* INSTRUCTION *
In full and without deviation, write out the entries that follow.

### DATA RECORDS

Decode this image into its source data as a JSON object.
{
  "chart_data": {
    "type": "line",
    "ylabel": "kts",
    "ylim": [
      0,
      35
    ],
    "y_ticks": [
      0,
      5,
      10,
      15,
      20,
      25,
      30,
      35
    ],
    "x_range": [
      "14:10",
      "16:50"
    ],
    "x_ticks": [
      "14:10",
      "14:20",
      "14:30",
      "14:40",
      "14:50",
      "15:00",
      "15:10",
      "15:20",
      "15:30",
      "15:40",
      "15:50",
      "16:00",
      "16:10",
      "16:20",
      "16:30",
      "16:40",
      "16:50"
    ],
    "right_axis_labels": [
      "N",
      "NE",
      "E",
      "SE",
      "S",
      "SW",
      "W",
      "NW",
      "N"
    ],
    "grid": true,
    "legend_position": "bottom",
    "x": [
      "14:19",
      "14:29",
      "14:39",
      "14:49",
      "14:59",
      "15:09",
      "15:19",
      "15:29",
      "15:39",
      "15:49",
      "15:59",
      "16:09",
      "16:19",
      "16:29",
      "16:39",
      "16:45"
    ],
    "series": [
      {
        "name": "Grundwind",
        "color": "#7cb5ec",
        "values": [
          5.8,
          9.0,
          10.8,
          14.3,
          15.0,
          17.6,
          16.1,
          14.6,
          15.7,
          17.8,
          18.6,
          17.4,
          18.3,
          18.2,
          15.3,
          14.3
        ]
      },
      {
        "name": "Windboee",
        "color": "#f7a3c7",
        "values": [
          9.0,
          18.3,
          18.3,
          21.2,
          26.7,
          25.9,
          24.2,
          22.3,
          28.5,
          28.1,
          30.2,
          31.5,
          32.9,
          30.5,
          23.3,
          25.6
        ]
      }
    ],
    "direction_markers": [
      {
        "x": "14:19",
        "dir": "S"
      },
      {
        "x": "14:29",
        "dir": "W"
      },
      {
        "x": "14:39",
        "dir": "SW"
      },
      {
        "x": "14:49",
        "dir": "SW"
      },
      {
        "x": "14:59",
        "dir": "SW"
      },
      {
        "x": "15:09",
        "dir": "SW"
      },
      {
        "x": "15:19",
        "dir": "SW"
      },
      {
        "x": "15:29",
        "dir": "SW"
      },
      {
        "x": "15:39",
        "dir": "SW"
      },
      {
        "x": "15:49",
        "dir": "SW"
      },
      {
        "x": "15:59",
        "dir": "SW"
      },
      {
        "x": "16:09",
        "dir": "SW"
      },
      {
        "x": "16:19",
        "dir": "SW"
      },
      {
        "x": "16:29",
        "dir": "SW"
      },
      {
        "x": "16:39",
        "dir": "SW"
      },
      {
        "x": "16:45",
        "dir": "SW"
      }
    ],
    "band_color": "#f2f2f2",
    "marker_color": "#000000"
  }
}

######

* SOLUTION *
Decode this image into its source data as a JSON object.
{
  "chart_data": {
    "type": "line",
    "ylabel": "kts",
    "ylim": [
      0,
      35
    ],
    "y_ticks": [
      0,
      5,
      10,
      15,
      20,
      25,
      30,
      35
    ],
    "x_range": [
      "14:10",
      "16:50"
    ],
    "x_ticks": [
      "14:10",
      "14:20",
      "14:30",
      "14:40",
      "14:50",
      "15:00",
      "15:10",
      "15:20",
      "15:30",
      "15:40",
      "15:50",
      "16:00",
      "16:10",
      "16:20",
      "16:30",
      "16:40",
      "16:50"
    ],
    "right_axis_labels": [
      "N",
      "NE",
      "E",
      "SE",
      "S",
      "SW",
      "W",
      "NW",
      "N"
    ],
    "grid": true,
    "legend_position": "bottom",
    "x": [
      "14:19",
      "14:29",
      "14:39",
      "14:49",
      "14:59",
      "15:09",
      "15:19",
      "15:29",
      "15:39",
      "15:49",
      "15:59",
      "16:09",
      "16:19",
      "16:29",
      "16:39",
      "16:45"
    ],
    "series": [
      {
        "name": "Grundwind",
        "color": "#7cb5ec",
        "values": [
          5.8,
          9.0,
          10.8,
          14.3,
          15.0,
          17.6,
          16.1,
          14.6,
          15.7,
          17.8,
          18.6,
          17.4,
          18.3,
          18.2,
          15.3,
          14.3
        ]
      },
      {
        "name": "Windboee",
        "color": "#f7a3c7",
        "values": [
          9.0,
          18.3,
          18.3,
          21.2,
          26.7,
          25.9,
          24.2,
          22.3,
          28.5,
          28.1,
          30.2,
          31.5,
          32.9,
          30.5,
          23.3,
          25.6
        ]
      }
    ],
    "direction_markers": [
      {
        "x": "14:19",
        "dir": "S"
      },
      {
        "x": "14:29",
        "dir": "W"
      },
      {
        "x": "14:39",
        "dir": "SW"
      },
      {
        "x": "14:49",
        "dir": "SW"
      },
      {
        "x": "14:59",
        "dir": "SW"
      },
      {
        "x": "15:09",
        "dir": "SW"
      },
      {
        "x": "15:19",
        "dir": "SW"
      },
      {
        "x": "15:29",
        "dir": "SW"
      },
      {
        "x": "15:39",
        "dir": "SW"
      },
      {
        "x": "15:49",
        "dir": "SW"
      },
      {
        "x": "15:59",
        "dir": "SW"
      },
      {
        "x": "16:09",
        "dir": "SW"
      },
      {
        "x": "16:19",
        "dir": "SW"
      },
      {
        "x": "16:29",
        "dir": "SW"
      },
      {
        "x": "16:39",
        "dir": "SW"
      },
      {
        "x": "16:45",
        "dir": "SW"
      }
    ],
    "band_color": "#f2f2f2",
    "marker_color": "#000000"
  }
}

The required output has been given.